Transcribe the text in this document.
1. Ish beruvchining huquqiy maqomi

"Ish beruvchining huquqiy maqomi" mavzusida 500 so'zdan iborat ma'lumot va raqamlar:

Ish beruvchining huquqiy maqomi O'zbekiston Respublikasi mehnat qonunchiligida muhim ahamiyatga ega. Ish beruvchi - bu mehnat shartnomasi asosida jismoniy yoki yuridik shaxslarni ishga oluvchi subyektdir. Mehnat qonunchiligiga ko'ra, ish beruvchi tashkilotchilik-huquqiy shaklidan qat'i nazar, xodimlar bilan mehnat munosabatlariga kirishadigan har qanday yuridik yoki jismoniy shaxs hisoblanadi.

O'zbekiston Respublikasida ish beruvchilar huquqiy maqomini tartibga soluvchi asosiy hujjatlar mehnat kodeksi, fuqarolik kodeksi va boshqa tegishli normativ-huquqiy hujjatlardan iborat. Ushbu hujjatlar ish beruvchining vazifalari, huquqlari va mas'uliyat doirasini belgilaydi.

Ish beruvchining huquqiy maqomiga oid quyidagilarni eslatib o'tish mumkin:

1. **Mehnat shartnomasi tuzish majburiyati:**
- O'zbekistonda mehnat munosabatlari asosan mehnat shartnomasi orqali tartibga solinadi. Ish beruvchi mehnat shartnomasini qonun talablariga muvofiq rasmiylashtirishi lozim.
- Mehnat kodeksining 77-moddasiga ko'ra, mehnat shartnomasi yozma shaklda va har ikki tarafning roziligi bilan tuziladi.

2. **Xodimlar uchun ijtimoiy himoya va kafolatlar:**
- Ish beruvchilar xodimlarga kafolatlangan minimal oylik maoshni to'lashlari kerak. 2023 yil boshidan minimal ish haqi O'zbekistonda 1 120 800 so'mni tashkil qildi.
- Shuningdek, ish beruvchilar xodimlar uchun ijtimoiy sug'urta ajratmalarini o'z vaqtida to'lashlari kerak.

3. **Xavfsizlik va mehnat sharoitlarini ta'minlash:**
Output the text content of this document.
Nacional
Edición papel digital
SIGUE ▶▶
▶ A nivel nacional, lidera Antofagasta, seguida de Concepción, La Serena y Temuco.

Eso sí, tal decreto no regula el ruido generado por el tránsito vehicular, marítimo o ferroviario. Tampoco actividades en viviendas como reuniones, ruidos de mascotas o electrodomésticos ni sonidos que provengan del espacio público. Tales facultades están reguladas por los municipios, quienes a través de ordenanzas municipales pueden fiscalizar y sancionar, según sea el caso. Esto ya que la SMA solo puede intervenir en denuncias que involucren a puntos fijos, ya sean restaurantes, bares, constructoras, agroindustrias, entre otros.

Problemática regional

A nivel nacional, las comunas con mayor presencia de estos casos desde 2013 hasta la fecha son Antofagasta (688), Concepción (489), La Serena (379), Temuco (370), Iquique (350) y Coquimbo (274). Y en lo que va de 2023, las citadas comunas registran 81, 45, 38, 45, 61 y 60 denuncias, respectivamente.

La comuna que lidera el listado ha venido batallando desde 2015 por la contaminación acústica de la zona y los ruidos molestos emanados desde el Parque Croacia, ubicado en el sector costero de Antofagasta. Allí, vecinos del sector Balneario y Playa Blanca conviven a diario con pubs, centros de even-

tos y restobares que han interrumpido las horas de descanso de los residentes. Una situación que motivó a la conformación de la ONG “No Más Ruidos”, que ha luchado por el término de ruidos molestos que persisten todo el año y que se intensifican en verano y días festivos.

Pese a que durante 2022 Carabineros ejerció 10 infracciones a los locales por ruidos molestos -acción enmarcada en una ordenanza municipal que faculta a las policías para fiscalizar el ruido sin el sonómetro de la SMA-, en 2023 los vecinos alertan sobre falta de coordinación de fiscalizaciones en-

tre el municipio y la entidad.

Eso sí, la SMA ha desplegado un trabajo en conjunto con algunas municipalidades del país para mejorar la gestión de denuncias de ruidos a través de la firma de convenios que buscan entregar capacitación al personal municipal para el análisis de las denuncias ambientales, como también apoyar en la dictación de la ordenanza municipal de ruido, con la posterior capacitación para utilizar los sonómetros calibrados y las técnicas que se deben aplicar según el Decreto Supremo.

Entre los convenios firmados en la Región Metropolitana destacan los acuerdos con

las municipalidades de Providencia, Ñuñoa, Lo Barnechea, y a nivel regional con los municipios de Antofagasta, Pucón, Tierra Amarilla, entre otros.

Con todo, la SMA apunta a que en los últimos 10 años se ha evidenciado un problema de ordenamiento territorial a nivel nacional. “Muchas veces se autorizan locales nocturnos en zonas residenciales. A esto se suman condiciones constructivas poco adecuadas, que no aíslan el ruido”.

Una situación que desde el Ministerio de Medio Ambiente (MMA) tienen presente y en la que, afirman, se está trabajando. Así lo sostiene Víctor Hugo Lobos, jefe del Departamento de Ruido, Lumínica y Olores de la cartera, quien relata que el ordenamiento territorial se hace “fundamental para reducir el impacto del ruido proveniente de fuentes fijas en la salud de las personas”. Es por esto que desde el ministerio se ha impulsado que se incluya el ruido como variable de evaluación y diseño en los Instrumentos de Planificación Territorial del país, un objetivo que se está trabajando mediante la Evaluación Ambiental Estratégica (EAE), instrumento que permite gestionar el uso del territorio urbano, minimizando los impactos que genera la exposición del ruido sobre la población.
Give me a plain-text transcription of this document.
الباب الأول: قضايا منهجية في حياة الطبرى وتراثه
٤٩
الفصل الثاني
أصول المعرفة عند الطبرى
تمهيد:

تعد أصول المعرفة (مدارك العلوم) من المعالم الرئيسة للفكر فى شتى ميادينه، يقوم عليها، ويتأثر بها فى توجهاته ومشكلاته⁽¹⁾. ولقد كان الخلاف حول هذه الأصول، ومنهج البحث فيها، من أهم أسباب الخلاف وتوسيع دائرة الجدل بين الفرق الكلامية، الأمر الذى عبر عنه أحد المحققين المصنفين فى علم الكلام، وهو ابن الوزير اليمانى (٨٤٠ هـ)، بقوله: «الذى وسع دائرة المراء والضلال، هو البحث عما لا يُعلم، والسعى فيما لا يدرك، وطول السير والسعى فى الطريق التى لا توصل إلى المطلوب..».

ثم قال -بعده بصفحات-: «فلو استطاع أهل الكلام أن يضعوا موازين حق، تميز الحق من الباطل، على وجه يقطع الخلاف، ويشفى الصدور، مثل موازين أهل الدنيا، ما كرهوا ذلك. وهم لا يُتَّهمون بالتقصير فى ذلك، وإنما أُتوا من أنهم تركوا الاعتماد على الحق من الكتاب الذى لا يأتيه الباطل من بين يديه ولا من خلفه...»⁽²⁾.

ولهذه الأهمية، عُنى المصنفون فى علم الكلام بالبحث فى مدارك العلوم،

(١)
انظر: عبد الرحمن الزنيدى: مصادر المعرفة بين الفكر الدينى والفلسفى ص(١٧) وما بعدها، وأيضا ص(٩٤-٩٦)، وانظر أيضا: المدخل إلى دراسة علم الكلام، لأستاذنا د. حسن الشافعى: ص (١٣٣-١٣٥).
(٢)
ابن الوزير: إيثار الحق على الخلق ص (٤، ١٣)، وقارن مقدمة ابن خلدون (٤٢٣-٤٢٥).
++++
● **Exercise description**: Return all of the entries exactly as they were supplied.

● **Completed exercise**:
Transcribe the text in this document.
1. Ish beruvchining huquqiy maqomi

"Ish beruvchining huquqiy maqomi" mavzusida 500 so'zdan iborat ma'lumot va raqamlar:

Ish beruvchining huquqiy maqomi O'zbekiston Respublikasi mehnat qonunchiligida muhim ahamiyatga ega. Ish beruvchi - bu mehnat shartnomasi asosida jismoniy yoki yuridik shaxslarni ishga oluvchi subyektdir. Mehnat qonunchiligiga ko'ra, ish beruvchi tashkilotchilik-huquqiy shaklidan qat'i nazar, xodimlar bilan mehnat munosabatlariga kirishadigan har qanday yuridik yoki jismoniy shaxs hisoblanadi.

O'zbekiston Respublikasida ish beruvchilar huquqiy maqomini tartibga soluvchi asosiy hujjatlar mehnat kodeksi, fuqarolik kodeksi va boshqa tegishli normativ-huquqiy hujjatlardan iborat. Ushbu hujjatlar ish beruvchining vazifalari, huquqlari va mas'uliyat doirasini belgilaydi.

Ish beruvchining huquqiy maqomiga oid quyidagilarni eslatib o'tish mumkin:

1. **Mehnat shartnomasi tuzish majburiyati:**
- O'zbekistonda mehnat munosabatlari asosan mehnat shartnomasi orqali tartibga solinadi. Ish beruvchi mehnat shartnomasini qonun talablariga muvofiq rasmiylashtirishi lozim.
- Mehnat kodeksining 77-moddasiga ko'ra, mehnat shartnomasi yozma shaklda va har ikki tarafning roziligi bilan tuziladi.

2. **Xodimlar uchun ijtimoiy himoya va kafolatlar:**
- Ish beruvchilar xodimlarga kafolatlangan minimal oylik maoshni to'lashlari kerak. 2023 yil boshidan minimal ish haqi O'zbekistonda 1 120 800 so'mni tashkil qildi.
- Shuningdek, ish beruvchilar xodimlar uchun ijtimoiy sug'urta ajratmalarini o'z vaqtida to'lashlari kerak.

3. **Xavfsizlik va mehnat sharoitlarini ta'minlash:**
Output the text content of this document.
Nacional
Edición papel digital
SIGUE ▶▶
▶ A nivel nacional, lidera Antofagasta, seguida de Concepción, La Serena y Temuco.

Eso sí, tal decreto no regula el ruido generado por el tránsito vehicular, marítimo o ferroviario. Tampoco actividades en viviendas como reuniones, ruidos de mascotas o electrodomésticos ni sonidos que provengan del espacio público. Tales facultades están reguladas por los municipios, quienes a través de ordenanzas municipales pueden fiscalizar y sancionar, según sea el caso. Esto ya que la SMA solo puede intervenir en denuncias que involucren a puntos fijos, ya sean restaurantes, bares, constructoras, agroindustrias, entre otros.

Problemática regional

A nivel nacional, las comunas con mayor presencia de estos casos desde 2013 hasta la fecha son Antofagasta (688), Concepción (489), La Serena (379), Temuco (370), Iquique (350) y Coquimbo (274). Y en lo que va de 2023, las citadas comunas registran 81, 45, 38, 45, 61 y 60 denuncias, respectivamente.

La comuna que lidera el listado ha venido batallando desde 2015 por la contaminación acústica de la zona y los ruidos molestos emanados desde el Parque Croacia, ubicado en el sector costero de Antofagasta. Allí, vecinos del sector Balneario y Playa Blanca conviven a diario con pubs, centros de even-

tos y restobares que han interrumpido las horas de descanso de los residentes. Una situación que motivó a la conformación de la ONG “No Más Ruidos”, que ha luchado por el término de ruidos molestos que persisten todo el año y que se intensifican en verano y días festivos.

Pese a que durante 2022 Carabineros ejerció 10 infracciones a los locales por ruidos molestos -acción enmarcada en una ordenanza municipal que faculta a las policías para fiscalizar el ruido sin el sonómetro de la SMA-, en 2023 los vecinos alertan sobre falta de coordinación de fiscalizaciones en-

tre el municipio y la entidad.

Eso sí, la SMA ha desplegado un trabajo en conjunto con algunas municipalidades del país para mejorar la gestión de denuncias de ruidos a través de la firma de convenios que buscan entregar capacitación al personal municipal para el análisis de las denuncias ambientales, como también apoyar en la dictación de la ordenanza municipal de ruido, con la posterior capacitación para utilizar los sonómetros calibrados y las técnicas que se deben aplicar según el Decreto Supremo.

Entre los convenios firmados en la Región Metropolitana destacan los acuerdos con

las municipalidades de Providencia, Ñuñoa, Lo Barnechea, y a nivel regional con los municipios de Antofagasta, Pucón, Tierra Amarilla, entre otros.

Con todo, la SMA apunta a que en los últimos 10 años se ha evidenciado un problema de ordenamiento territorial a nivel nacional. “Muchas veces se autorizan locales nocturnos en zonas residenciales. A esto se suman condiciones constructivas poco adecuadas, que no aíslan el ruido”.

Una situación que desde el Ministerio de Medio Ambiente (MMA) tienen presente y en la que, afirman, se está trabajando. Así lo sostiene Víctor Hugo Lobos, jefe del Departamento de Ruido, Lumínica y Olores de la cartera, quien relata que el ordenamiento territorial se hace “fundamental para reducir el impacto del ruido proveniente de fuentes fijas en la salud de las personas”. Es por esto que desde el ministerio se ha impulsado que se incluya el ruido como variable de evaluación y diseño en los Instrumentos de Planificación Territorial del país, un objetivo que se está trabajando mediante la Evaluación Ambiental Estratégica (EAE), instrumento que permite gestionar el uso del territorio urbano, minimizando los impactos que genera la exposición del ruido sobre la población.
Give me a plain-text transcription of this document.
الباب الأول: قضايا منهجية في حياة الطبرى وتراثه
٤٩
الفصل الثاني
أصول المعرفة عند الطبرى
تمهيد:

تعد أصول المعرفة (مدارك العلوم) من المعالم الرئيسة للفكر فى شتى ميادينه، يقوم عليها، ويتأثر بها فى توجهاته ومشكلاته⁽¹⁾. ولقد كان الخلاف حول هذه الأصول، ومنهج البحث فيها، من أهم أسباب الخلاف وتوسيع دائرة الجدل بين الفرق الكلامية، الأمر الذى عبر عنه أحد المحققين المصنفين فى علم الكلام، وهو ابن الوزير اليمانى (٨٤٠ هـ)، بقوله: «الذى وسع دائرة المراء والضلال، هو البحث عما لا يُعلم، والسعى فيما لا يدرك، وطول السير والسعى فى الطريق التى لا توصل إلى المطلوب..».

ثم قال -بعده بصفحات-: «فلو استطاع أهل الكلام أن يضعوا موازين حق، تميز الحق من الباطل، على وجه يقطع الخلاف، ويشفى الصدور، مثل موازين أهل الدنيا، ما كرهوا ذلك. وهم لا يُتَّهمون بالتقصير فى ذلك، وإنما أُتوا من أنهم تركوا الاعتماد على الحق من الكتاب الذى لا يأتيه الباطل من بين يديه ولا من خلفه...»⁽²⁾.

ولهذه الأهمية، عُنى المصنفون فى علم الكلام بالبحث فى مدارك العلوم،

(١)
انظر: عبد الرحمن الزنيدى: مصادر المعرفة بين الفكر الدينى والفلسفى ص(١٧) وما بعدها، وأيضا ص(٩٤-٩٦)، وانظر أيضا: المدخل إلى دراسة علم الكلام، لأستاذنا د. حسن الشافعى: ص (١٣٣-١٣٥).
(٢)
ابن الوزير: إيثار الحق على الخلق ص (٤، ١٣)، وقارن مقدمة ابن خلدون (٤٢٣-٤٢٥).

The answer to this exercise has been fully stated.